#### Raw data ####

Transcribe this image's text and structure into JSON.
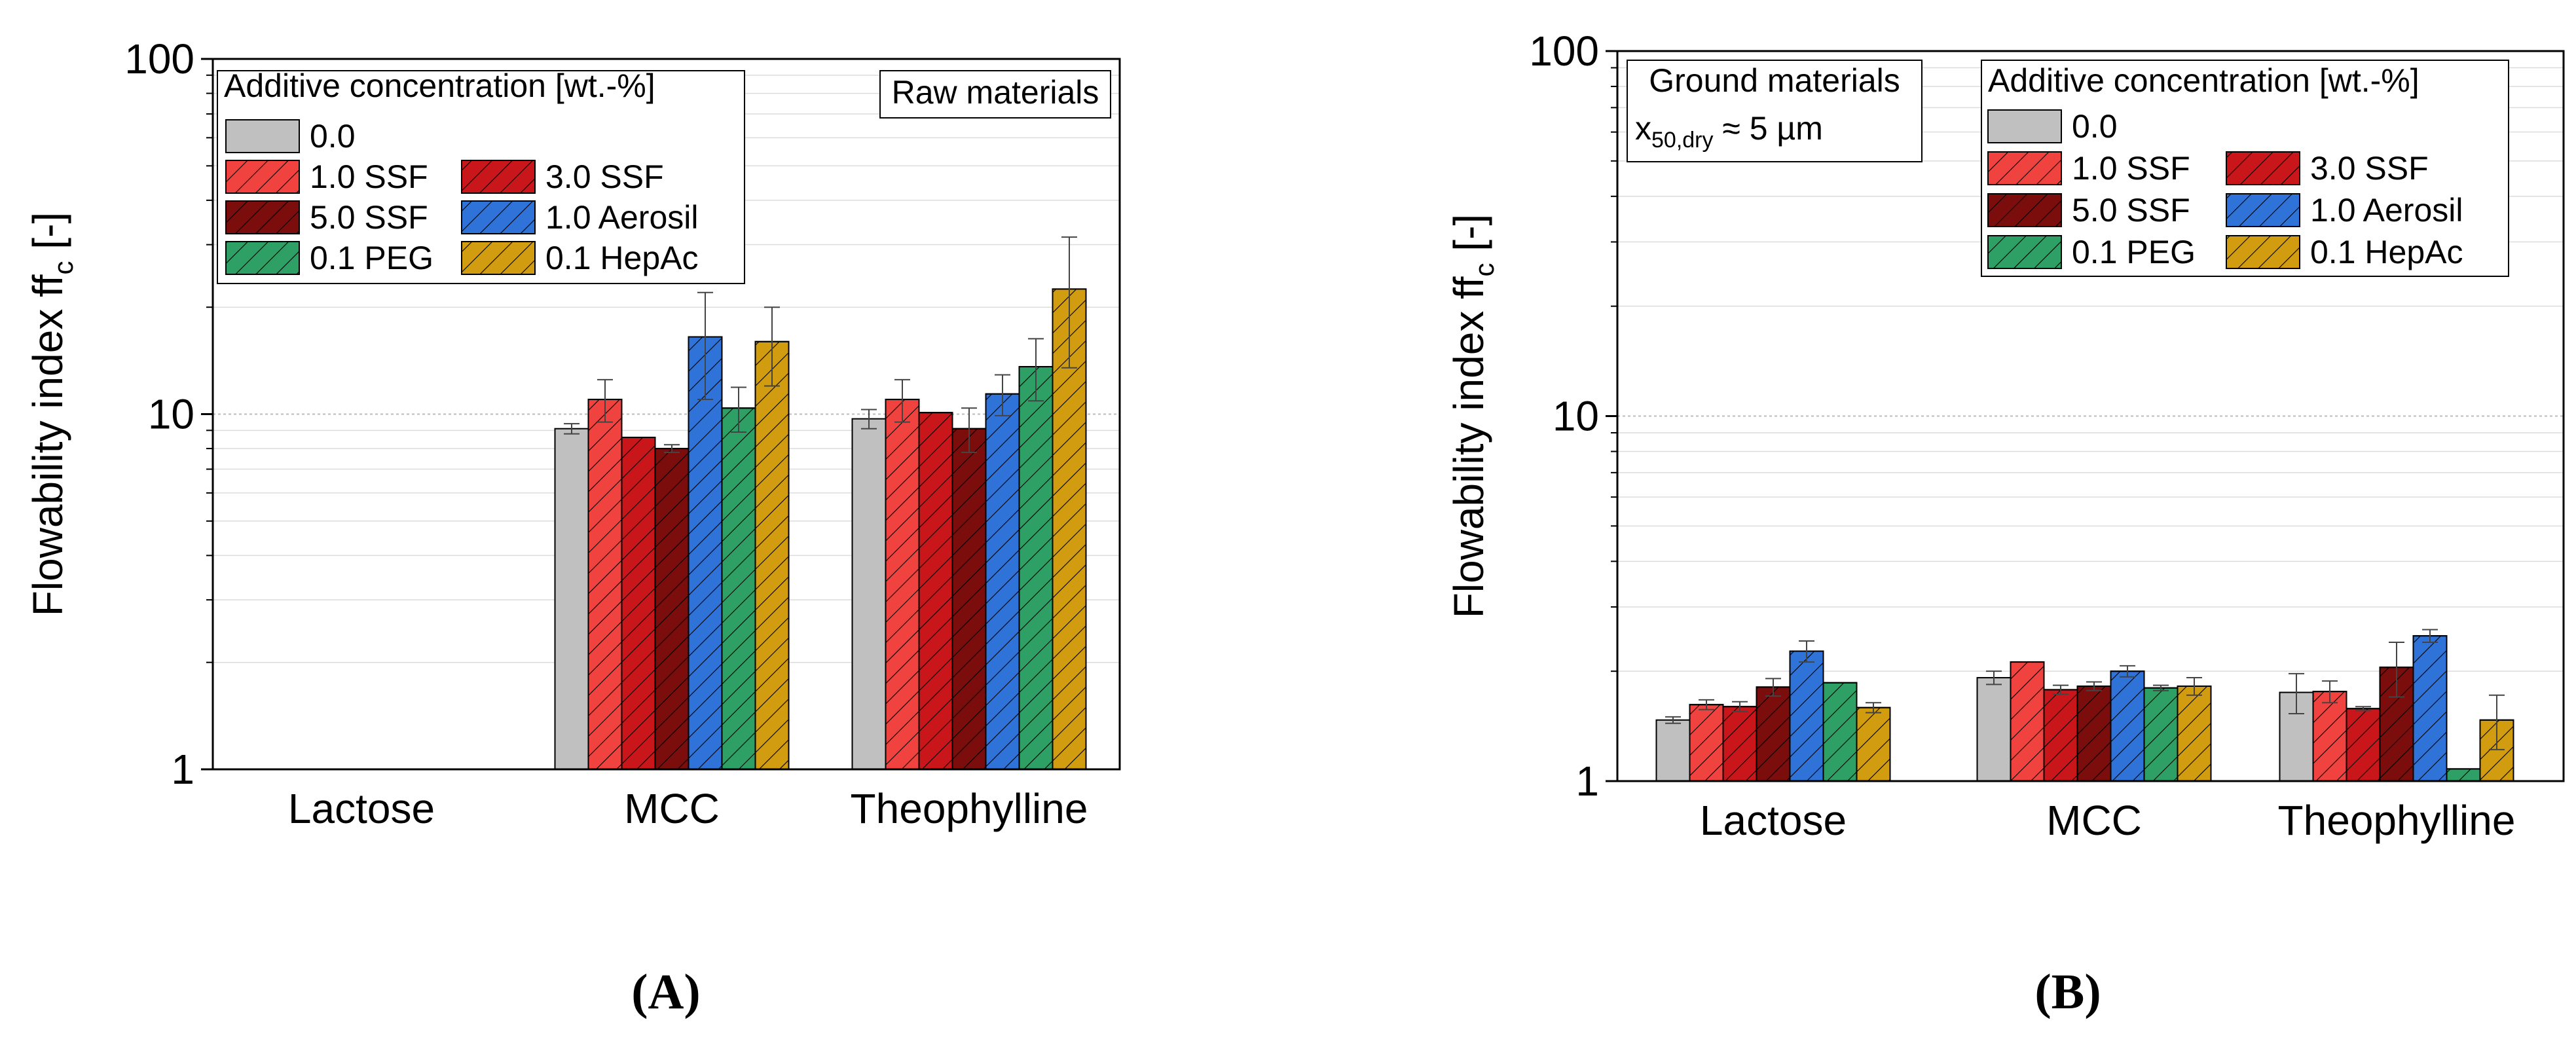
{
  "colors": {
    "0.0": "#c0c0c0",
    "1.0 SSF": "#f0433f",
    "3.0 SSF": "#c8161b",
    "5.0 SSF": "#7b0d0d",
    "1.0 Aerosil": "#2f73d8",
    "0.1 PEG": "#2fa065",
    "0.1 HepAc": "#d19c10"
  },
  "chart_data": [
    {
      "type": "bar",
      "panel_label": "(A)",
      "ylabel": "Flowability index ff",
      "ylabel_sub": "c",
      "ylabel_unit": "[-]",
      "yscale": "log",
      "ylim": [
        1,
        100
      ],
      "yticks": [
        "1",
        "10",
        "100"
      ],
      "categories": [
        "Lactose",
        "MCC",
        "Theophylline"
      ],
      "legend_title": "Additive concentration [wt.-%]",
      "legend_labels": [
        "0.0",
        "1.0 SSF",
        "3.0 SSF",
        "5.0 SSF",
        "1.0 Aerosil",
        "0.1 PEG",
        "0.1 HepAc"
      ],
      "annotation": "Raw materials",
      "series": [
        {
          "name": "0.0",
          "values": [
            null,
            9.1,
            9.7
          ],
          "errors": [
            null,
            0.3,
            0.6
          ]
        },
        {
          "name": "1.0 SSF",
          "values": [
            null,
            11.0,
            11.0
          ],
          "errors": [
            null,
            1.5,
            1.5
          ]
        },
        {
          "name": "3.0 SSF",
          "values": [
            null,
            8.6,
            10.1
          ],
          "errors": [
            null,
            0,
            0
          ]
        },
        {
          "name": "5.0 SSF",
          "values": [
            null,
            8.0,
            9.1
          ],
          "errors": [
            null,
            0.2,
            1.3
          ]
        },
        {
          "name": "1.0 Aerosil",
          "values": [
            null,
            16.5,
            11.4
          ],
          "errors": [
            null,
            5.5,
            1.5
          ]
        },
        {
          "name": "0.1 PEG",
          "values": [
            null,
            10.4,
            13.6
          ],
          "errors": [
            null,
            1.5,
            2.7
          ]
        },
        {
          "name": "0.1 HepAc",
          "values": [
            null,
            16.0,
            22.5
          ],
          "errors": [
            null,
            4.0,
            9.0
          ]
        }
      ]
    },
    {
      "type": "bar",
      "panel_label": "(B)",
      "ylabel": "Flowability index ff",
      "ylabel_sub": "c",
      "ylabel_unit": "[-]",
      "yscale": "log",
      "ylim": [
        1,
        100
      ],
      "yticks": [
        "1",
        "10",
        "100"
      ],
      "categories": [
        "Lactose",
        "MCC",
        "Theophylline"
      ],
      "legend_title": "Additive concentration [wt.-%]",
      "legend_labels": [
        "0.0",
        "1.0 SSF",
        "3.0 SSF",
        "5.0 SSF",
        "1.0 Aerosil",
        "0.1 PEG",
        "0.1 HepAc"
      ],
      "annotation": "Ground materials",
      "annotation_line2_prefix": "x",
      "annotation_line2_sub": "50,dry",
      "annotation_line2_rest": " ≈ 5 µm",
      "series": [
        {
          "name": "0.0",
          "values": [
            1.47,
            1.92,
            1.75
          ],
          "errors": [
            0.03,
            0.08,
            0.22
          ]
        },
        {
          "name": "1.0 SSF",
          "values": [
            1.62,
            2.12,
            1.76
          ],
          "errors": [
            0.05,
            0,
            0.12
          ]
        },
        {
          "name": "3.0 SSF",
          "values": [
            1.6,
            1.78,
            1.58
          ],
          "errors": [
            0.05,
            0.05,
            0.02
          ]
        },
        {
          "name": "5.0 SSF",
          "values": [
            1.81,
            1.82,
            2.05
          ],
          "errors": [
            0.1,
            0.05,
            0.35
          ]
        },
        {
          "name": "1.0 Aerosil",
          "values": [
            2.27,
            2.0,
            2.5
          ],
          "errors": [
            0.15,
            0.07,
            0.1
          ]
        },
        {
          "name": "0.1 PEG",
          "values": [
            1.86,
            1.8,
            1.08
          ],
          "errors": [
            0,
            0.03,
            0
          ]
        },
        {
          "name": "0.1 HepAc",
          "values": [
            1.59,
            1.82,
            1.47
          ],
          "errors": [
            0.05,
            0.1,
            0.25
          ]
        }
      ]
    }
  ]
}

####

## What is being asked
Images should not appear in the copy; retype the listing above exactly.

## The result
Transcribe this image's text and structure into JSON.
{
  "colors": {
    "0.0": "#c0c0c0",
    "1.0 SSF": "#f0433f",
    "3.0 SSF": "#c8161b",
    "5.0 SSF": "#7b0d0d",
    "1.0 Aerosil": "#2f73d8",
    "0.1 PEG": "#2fa065",
    "0.1 HepAc": "#d19c10"
  },
  "chart_data": [
    {
      "type": "bar",
      "panel_label": "(A)",
      "ylabel": "Flowability index ff",
      "ylabel_sub": "c",
      "ylabel_unit": "[-]",
      "yscale": "log",
      "ylim": [
        1,
        100
      ],
      "yticks": [
        "1",
        "10",
        "100"
      ],
      "categories": [
        "Lactose",
        "MCC",
        "Theophylline"
      ],
      "legend_title": "Additive concentration [wt.-%]",
      "legend_labels": [
        "0.0",
        "1.0 SSF",
        "3.0 SSF",
        "5.0 SSF",
        "1.0 Aerosil",
        "0.1 PEG",
        "0.1 HepAc"
      ],
      "annotation": "Raw materials",
      "series": [
        {
          "name": "0.0",
          "values": [
            null,
            9.1,
            9.7
          ],
          "errors": [
            null,
            0.3,
            0.6
          ]
        },
        {
          "name": "1.0 SSF",
          "values": [
            null,
            11.0,
            11.0
          ],
          "errors": [
            null,
            1.5,
            1.5
          ]
        },
        {
          "name": "3.0 SSF",
          "values": [
            null,
            8.6,
            10.1
          ],
          "errors": [
            null,
            0,
            0
          ]
        },
        {
          "name": "5.0 SSF",
          "values": [
            null,
            8.0,
            9.1
          ],
          "errors": [
            null,
            0.2,
            1.3
          ]
        },
        {
          "name": "1.0 Aerosil",
          "values": [
            null,
            16.5,
            11.4
          ],
          "errors": [
            null,
            5.5,
            1.5
          ]
        },
        {
          "name": "0.1 PEG",
          "values": [
            null,
            10.4,
            13.6
          ],
          "errors": [
            null,
            1.5,
            2.7
          ]
        },
        {
          "name": "0.1 HepAc",
          "values": [
            null,
            16.0,
            22.5
          ],
          "errors": [
            null,
            4.0,
            9.0
          ]
        }
      ]
    },
    {
      "type": "bar",
      "panel_label": "(B)",
      "ylabel": "Flowability index ff",
      "ylabel_sub": "c",
      "ylabel_unit": "[-]",
      "yscale": "log",
      "ylim": [
        1,
        100
      ],
      "yticks": [
        "1",
        "10",
        "100"
      ],
      "categories": [
        "Lactose",
        "MCC",
        "Theophylline"
      ],
      "legend_title": "Additive concentration [wt.-%]",
      "legend_labels": [
        "0.0",
        "1.0 SSF",
        "3.0 SSF",
        "5.0 SSF",
        "1.0 Aerosil",
        "0.1 PEG",
        "0.1 HepAc"
      ],
      "annotation": "Ground materials",
      "annotation_line2_prefix": "x",
      "annotation_line2_sub": "50,dry",
      "annotation_line2_rest": " ≈ 5 µm",
      "series": [
        {
          "name": "0.0",
          "values": [
            1.47,
            1.92,
            1.75
          ],
          "errors": [
            0.03,
            0.08,
            0.22
          ]
        },
        {
          "name": "1.0 SSF",
          "values": [
            1.62,
            2.12,
            1.76
          ],
          "errors": [
            0.05,
            0,
            0.12
          ]
        },
        {
          "name": "3.0 SSF",
          "values": [
            1.6,
            1.78,
            1.58
          ],
          "errors": [
            0.05,
            0.05,
            0.02
          ]
        },
        {
          "name": "5.0 SSF",
          "values": [
            1.81,
            1.82,
            2.05
          ],
          "errors": [
            0.1,
            0.05,
            0.35
          ]
        },
        {
          "name": "1.0 Aerosil",
          "values": [
            2.27,
            2.0,
            2.5
          ],
          "errors": [
            0.15,
            0.07,
            0.1
          ]
        },
        {
          "name": "0.1 PEG",
          "values": [
            1.86,
            1.8,
            1.08
          ],
          "errors": [
            0,
            0.03,
            0
          ]
        },
        {
          "name": "0.1 HepAc",
          "values": [
            1.59,
            1.82,
            1.47
          ],
          "errors": [
            0.05,
            0.1,
            0.25
          ]
        }
      ]
    }
  ]
}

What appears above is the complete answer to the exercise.